[Stored items]
○ ○ ○ ○

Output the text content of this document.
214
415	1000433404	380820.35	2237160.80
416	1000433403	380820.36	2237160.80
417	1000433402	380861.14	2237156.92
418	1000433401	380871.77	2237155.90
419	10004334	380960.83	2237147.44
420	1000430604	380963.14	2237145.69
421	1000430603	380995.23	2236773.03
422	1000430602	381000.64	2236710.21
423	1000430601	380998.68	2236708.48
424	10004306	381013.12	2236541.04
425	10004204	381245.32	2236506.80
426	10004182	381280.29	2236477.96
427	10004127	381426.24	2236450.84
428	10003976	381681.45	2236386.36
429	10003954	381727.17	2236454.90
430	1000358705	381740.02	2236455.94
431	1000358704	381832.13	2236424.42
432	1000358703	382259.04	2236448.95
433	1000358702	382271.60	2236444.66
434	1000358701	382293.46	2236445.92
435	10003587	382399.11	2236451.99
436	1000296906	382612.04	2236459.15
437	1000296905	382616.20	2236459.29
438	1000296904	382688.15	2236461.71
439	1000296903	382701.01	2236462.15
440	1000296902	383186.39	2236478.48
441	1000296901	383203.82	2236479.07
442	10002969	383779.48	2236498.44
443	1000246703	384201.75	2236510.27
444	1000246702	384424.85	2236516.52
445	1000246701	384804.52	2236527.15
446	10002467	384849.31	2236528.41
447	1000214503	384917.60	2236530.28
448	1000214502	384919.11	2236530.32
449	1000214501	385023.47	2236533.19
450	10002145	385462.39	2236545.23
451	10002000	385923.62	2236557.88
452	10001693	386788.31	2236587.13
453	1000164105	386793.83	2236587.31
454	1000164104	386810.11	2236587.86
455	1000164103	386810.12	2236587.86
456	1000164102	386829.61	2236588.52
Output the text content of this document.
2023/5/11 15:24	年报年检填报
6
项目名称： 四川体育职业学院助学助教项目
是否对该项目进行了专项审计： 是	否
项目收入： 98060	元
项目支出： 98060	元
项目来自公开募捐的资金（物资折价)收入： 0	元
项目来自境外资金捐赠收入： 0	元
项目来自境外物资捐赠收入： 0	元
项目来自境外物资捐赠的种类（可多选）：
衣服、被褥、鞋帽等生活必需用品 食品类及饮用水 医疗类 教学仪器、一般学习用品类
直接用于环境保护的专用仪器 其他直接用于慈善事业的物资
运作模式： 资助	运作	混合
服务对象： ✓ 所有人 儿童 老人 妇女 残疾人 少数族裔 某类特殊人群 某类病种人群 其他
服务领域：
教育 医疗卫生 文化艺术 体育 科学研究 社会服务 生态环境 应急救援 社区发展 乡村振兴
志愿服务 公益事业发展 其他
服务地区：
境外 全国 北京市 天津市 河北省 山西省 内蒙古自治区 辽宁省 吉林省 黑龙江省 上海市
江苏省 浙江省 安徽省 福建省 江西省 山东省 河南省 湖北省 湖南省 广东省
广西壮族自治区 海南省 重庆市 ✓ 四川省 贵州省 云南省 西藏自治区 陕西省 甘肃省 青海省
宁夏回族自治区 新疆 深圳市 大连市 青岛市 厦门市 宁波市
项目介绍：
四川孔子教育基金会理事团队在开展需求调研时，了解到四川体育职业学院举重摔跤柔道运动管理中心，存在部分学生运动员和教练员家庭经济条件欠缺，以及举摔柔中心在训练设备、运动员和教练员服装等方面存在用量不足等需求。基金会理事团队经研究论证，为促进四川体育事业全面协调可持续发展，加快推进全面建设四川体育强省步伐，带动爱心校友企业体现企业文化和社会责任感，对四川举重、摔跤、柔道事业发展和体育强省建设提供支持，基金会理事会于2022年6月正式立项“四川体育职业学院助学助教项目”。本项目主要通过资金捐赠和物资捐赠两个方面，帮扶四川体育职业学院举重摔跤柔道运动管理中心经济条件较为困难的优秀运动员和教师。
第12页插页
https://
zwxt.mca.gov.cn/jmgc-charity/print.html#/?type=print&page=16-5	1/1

○ ○ ○ ○

Each record above should be returned exactly as it appears.

* TASK RESPONSE *
Output the text content of this document.
214
415	1000433404	380820.35	2237160.80
416	1000433403	380820.36	2237160.80
417	1000433402	380861.14	2237156.92
418	1000433401	380871.77	2237155.90
419	10004334	380960.83	2237147.44
420	1000430604	380963.14	2237145.69
421	1000430603	380995.23	2236773.03
422	1000430602	381000.64	2236710.21
423	1000430601	380998.68	2236708.48
424	10004306	381013.12	2236541.04
425	10004204	381245.32	2236506.80
426	10004182	381280.29	2236477.96
427	10004127	381426.24	2236450.84
428	10003976	381681.45	2236386.36
429	10003954	381727.17	2236454.90
430	1000358705	381740.02	2236455.94
431	1000358704	381832.13	2236424.42
432	1000358703	382259.04	2236448.95
433	1000358702	382271.60	2236444.66
434	1000358701	382293.46	2236445.92
435	10003587	382399.11	2236451.99
436	1000296906	382612.04	2236459.15
437	1000296905	382616.20	2236459.29
438	1000296904	382688.15	2236461.71
439	1000296903	382701.01	2236462.15
440	1000296902	383186.39	2236478.48
441	1000296901	383203.82	2236479.07
442	10002969	383779.48	2236498.44
443	1000246703	384201.75	2236510.27
444	1000246702	384424.85	2236516.52
445	1000246701	384804.52	2236527.15
446	10002467	384849.31	2236528.41
447	1000214503	384917.60	2236530.28
448	1000214502	384919.11	2236530.32
449	1000214501	385023.47	2236533.19
450	10002145	385462.39	2236545.23
451	10002000	385923.62	2236557.88
452	10001693	386788.31	2236587.13
453	1000164105	386793.83	2236587.31
454	1000164104	386810.11	2236587.86
455	1000164103	386810.12	2236587.86
456	1000164102	386829.61	2236588.52
Output the text content of this document.
2023/5/11 15:24	年报年检填报
6
项目名称： 四川体育职业学院助学助教项目
是否对该项目进行了专项审计： 是	否
项目收入： 98060	元
项目支出： 98060	元
项目来自公开募捐的资金（物资折价)收入： 0	元
项目来自境外资金捐赠收入： 0	元
项目来自境外物资捐赠收入： 0	元
项目来自境外物资捐赠的种类（可多选）：
衣服、被褥、鞋帽等生活必需用品 食品类及饮用水 医疗类 教学仪器、一般学习用品类
直接用于环境保护的专用仪器 其他直接用于慈善事业的物资
运作模式： 资助	运作	混合
服务对象： ✓ 所有人 儿童 老人 妇女 残疾人 少数族裔 某类特殊人群 某类病种人群 其他
服务领域：
教育 医疗卫生 文化艺术 体育 科学研究 社会服务 生态环境 应急救援 社区发展 乡村振兴
志愿服务 公益事业发展 其他
服务地区：
境外 全国 北京市 天津市 河北省 山西省 内蒙古自治区 辽宁省 吉林省 黑龙江省 上海市
江苏省 浙江省 安徽省 福建省 江西省 山东省 河南省 湖北省 湖南省 广东省
广西壮族自治区 海南省 重庆市 ✓ 四川省 贵州省 云南省 西藏自治区 陕西省 甘肃省 青海省
宁夏回族自治区 新疆 深圳市 大连市 青岛市 厦门市 宁波市
项目介绍：
四川孔子教育基金会理事团队在开展需求调研时，了解到四川体育职业学院举重摔跤柔道运动管理中心，存在部分学生运动员和教练员家庭经济条件欠缺，以及举摔柔中心在训练设备、运动员和教练员服装等方面存在用量不足等需求。基金会理事团队经研究论证，为促进四川体育事业全面协调可持续发展，加快推进全面建设四川体育强省步伐，带动爱心校友企业体现企业文化和社会责任感，对四川举重、摔跤、柔道事业发展和体育强省建设提供支持，基金会理事会于2022年6月正式立项“四川体育职业学院助学助教项目”。本项目主要通过资金捐赠和物资捐赠两个方面，帮扶四川体育职业学院举重摔跤柔道运动管理中心经济条件较为困难的优秀运动员和教师。
第12页插页
https://
zwxt.mca.gov.cn/jmgc-charity/print.html#/?type=print&page=16-5	1/1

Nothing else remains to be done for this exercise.